Set task ▸ Pictures do not belong in the copy. Return all of the entries exactly.

Raw records ▸
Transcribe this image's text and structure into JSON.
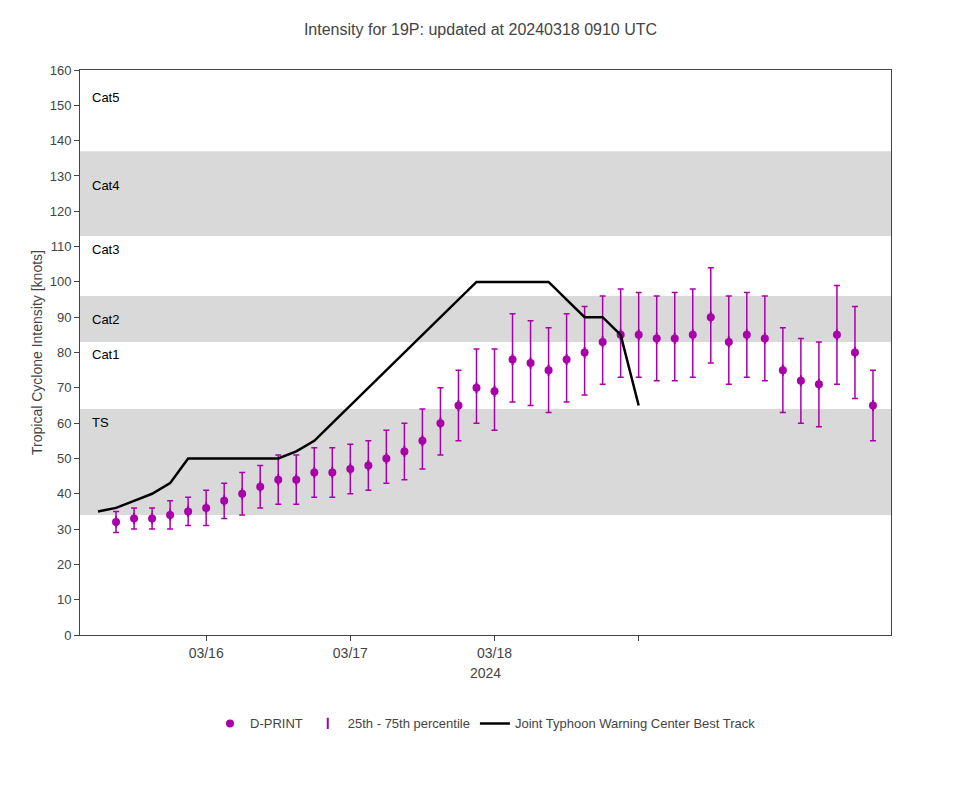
{
  "chart_data": {
    "type": "scatter",
    "title": "Intensity for 19P: updated at 20240318 0910 UTC",
    "xlabel": "2024",
    "ylabel": "Tropical Cyclone Intensity [knots]",
    "xlim": [
      -18,
      252
    ],
    "xticks": [
      {
        "value": 24,
        "label": "03/16"
      },
      {
        "value": 72,
        "label": "03/17"
      },
      {
        "value": 120,
        "label": "03/18"
      },
      {
        "value": 168,
        "label": null
      }
    ],
    "ylim": [
      0,
      160
    ],
    "yticks": [
      0,
      10,
      20,
      30,
      40,
      50,
      60,
      70,
      80,
      90,
      100,
      110,
      120,
      130,
      140,
      150,
      160
    ],
    "y2lim": [
      0,
      160
    ],
    "y2ticks": [
      0,
      10,
      20,
      30,
      40,
      50,
      60,
      70,
      80,
      90,
      100,
      110,
      120,
      130,
      140,
      150,
      160
    ],
    "grid": false,
    "legend": "bottom",
    "bands": [
      {
        "label": "Cat5",
        "ymin": 137,
        "ymax": 160,
        "color": "white",
        "label_y": 155
      },
      {
        "label": "Cat4",
        "ymin": 113,
        "ymax": 137,
        "color": "#d9d9d9",
        "label_y": 130
      },
      {
        "label": "Cat3",
        "ymin": 96,
        "ymax": 113,
        "color": "white",
        "label_y": 112
      },
      {
        "label": "Cat2",
        "ymin": 83,
        "ymax": 96,
        "color": "#d9d9d9",
        "label_y": 92
      },
      {
        "label": "Cat1",
        "ymin": 64,
        "ymax": 83,
        "color": "white",
        "label_y": 82
      },
      {
        "label": "TS",
        "ymin": 34,
        "ymax": 64,
        "color": "#d9d9d9",
        "label_y": 63
      }
    ],
    "series": [
      {
        "name": "D-PRINT",
        "type": "scatter",
        "marker": "circle",
        "color": "#aa00aa",
        "x": [
          -6,
          0,
          6,
          12,
          18,
          24,
          30,
          36,
          42,
          48,
          54,
          60,
          66,
          72,
          78,
          84,
          90,
          96,
          102,
          108,
          114,
          120,
          126,
          132,
          138,
          144,
          150,
          156,
          162,
          168,
          174,
          180,
          186,
          192,
          198,
          204,
          210,
          216,
          222,
          228,
          234,
          240,
          246
        ],
        "values": [
          32,
          33,
          33,
          34,
          35,
          36,
          38,
          40,
          42,
          44,
          44,
          46,
          46,
          47,
          48,
          50,
          52,
          55,
          60,
          65,
          70,
          69,
          78,
          77,
          75,
          78,
          80,
          83,
          85,
          85,
          84,
          84,
          85,
          90,
          83,
          85,
          84,
          75,
          72,
          71,
          85,
          80,
          65
        ],
        "error_low": [
          3,
          3,
          3,
          4,
          4,
          5,
          5,
          6,
          6,
          7,
          7,
          7,
          7,
          7,
          7,
          7,
          8,
          8,
          9,
          10,
          10,
          11,
          12,
          12,
          12,
          12,
          12,
          12,
          12,
          12,
          12,
          12,
          12,
          13,
          12,
          12,
          12,
          12,
          12,
          12,
          14,
          13,
          10
        ],
        "error_high": [
          3,
          3,
          3,
          4,
          4,
          5,
          5,
          6,
          6,
          7,
          7,
          7,
          7,
          7,
          7,
          8,
          8,
          9,
          10,
          10,
          11,
          12,
          13,
          12,
          12,
          13,
          13,
          13,
          13,
          12,
          12,
          13,
          13,
          14,
          13,
          12,
          12,
          12,
          12,
          12,
          14,
          13,
          10
        ],
        "error_name": "25th - 75th percentile"
      },
      {
        "name": "Joint Typhoon Warning Center Best Track",
        "type": "line",
        "color": "#000000",
        "x": [
          -12,
          -6,
          0,
          6,
          12,
          18,
          24,
          30,
          36,
          42,
          48,
          54,
          60,
          66,
          72,
          78,
          84,
          90,
          96,
          102,
          108,
          114,
          120,
          126,
          132,
          138,
          144,
          150,
          156,
          162,
          168
        ],
        "values": [
          35,
          36,
          38,
          40,
          43,
          50,
          50,
          50,
          50,
          50,
          50,
          52,
          55,
          60,
          65,
          70,
          75,
          80,
          85,
          90,
          95,
          100,
          100,
          100,
          100,
          100,
          95,
          90,
          90,
          85,
          65
        ]
      }
    ]
  }
}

Completed exercise ▸
Transcribe this image's text and structure into JSON.
{
  "chart_data": {
    "type": "scatter",
    "title": "Intensity for 19P: updated at 20240318 0910 UTC",
    "xlabel": "2024",
    "ylabel": "Tropical Cyclone Intensity [knots]",
    "xlim": [
      -18,
      252
    ],
    "xticks": [
      {
        "value": 24,
        "label": "03/16"
      },
      {
        "value": 72,
        "label": "03/17"
      },
      {
        "value": 120,
        "label": "03/18"
      },
      {
        "value": 168,
        "label": null
      }
    ],
    "ylim": [
      0,
      160
    ],
    "yticks": [
      0,
      10,
      20,
      30,
      40,
      50,
      60,
      70,
      80,
      90,
      100,
      110,
      120,
      130,
      140,
      150,
      160
    ],
    "y2lim": [
      0,
      160
    ],
    "y2ticks": [
      0,
      10,
      20,
      30,
      40,
      50,
      60,
      70,
      80,
      90,
      100,
      110,
      120,
      130,
      140,
      150,
      160
    ],
    "grid": false,
    "legend": "bottom",
    "bands": [
      {
        "label": "Cat5",
        "ymin": 137,
        "ymax": 160,
        "color": "white",
        "label_y": 155
      },
      {
        "label": "Cat4",
        "ymin": 113,
        "ymax": 137,
        "color": "#d9d9d9",
        "label_y": 130
      },
      {
        "label": "Cat3",
        "ymin": 96,
        "ymax": 113,
        "color": "white",
        "label_y": 112
      },
      {
        "label": "Cat2",
        "ymin": 83,
        "ymax": 96,
        "color": "#d9d9d9",
        "label_y": 92
      },
      {
        "label": "Cat1",
        "ymin": 64,
        "ymax": 83,
        "color": "white",
        "label_y": 82
      },
      {
        "label": "TS",
        "ymin": 34,
        "ymax": 64,
        "color": "#d9d9d9",
        "label_y": 63
      }
    ],
    "series": [
      {
        "name": "D-PRINT",
        "type": "scatter",
        "marker": "circle",
        "color": "#aa00aa",
        "x": [
          -6,
          0,
          6,
          12,
          18,
          24,
          30,
          36,
          42,
          48,
          54,
          60,
          66,
          72,
          78,
          84,
          90,
          96,
          102,
          108,
          114,
          120,
          126,
          132,
          138,
          144,
          150,
          156,
          162,
          168,
          174,
          180,
          186,
          192,
          198,
          204,
          210,
          216,
          222,
          228,
          234,
          240,
          246
        ],
        "values": [
          32,
          33,
          33,
          34,
          35,
          36,
          38,
          40,
          42,
          44,
          44,
          46,
          46,
          47,
          48,
          50,
          52,
          55,
          60,
          65,
          70,
          69,
          78,
          77,
          75,
          78,
          80,
          83,
          85,
          85,
          84,
          84,
          85,
          90,
          83,
          85,
          84,
          75,
          72,
          71,
          85,
          80,
          65
        ],
        "error_low": [
          3,
          3,
          3,
          4,
          4,
          5,
          5,
          6,
          6,
          7,
          7,
          7,
          7,
          7,
          7,
          7,
          8,
          8,
          9,
          10,
          10,
          11,
          12,
          12,
          12,
          12,
          12,
          12,
          12,
          12,
          12,
          12,
          12,
          13,
          12,
          12,
          12,
          12,
          12,
          12,
          14,
          13,
          10
        ],
        "error_high": [
          3,
          3,
          3,
          4,
          4,
          5,
          5,
          6,
          6,
          7,
          7,
          7,
          7,
          7,
          7,
          8,
          8,
          9,
          10,
          10,
          11,
          12,
          13,
          12,
          12,
          13,
          13,
          13,
          13,
          12,
          12,
          13,
          13,
          14,
          13,
          12,
          12,
          12,
          12,
          12,
          14,
          13,
          10
        ],
        "error_name": "25th - 75th percentile"
      },
      {
        "name": "Joint Typhoon Warning Center Best Track",
        "type": "line",
        "color": "#000000",
        "x": [
          -12,
          -6,
          0,
          6,
          12,
          18,
          24,
          30,
          36,
          42,
          48,
          54,
          60,
          66,
          72,
          78,
          84,
          90,
          96,
          102,
          108,
          114,
          120,
          126,
          132,
          138,
          144,
          150,
          156,
          162,
          168
        ],
        "values": [
          35,
          36,
          38,
          40,
          43,
          50,
          50,
          50,
          50,
          50,
          50,
          52,
          55,
          60,
          65,
          70,
          75,
          80,
          85,
          90,
          95,
          100,
          100,
          100,
          100,
          100,
          95,
          90,
          90,
          85,
          65
        ]
      }
    ]
  }
}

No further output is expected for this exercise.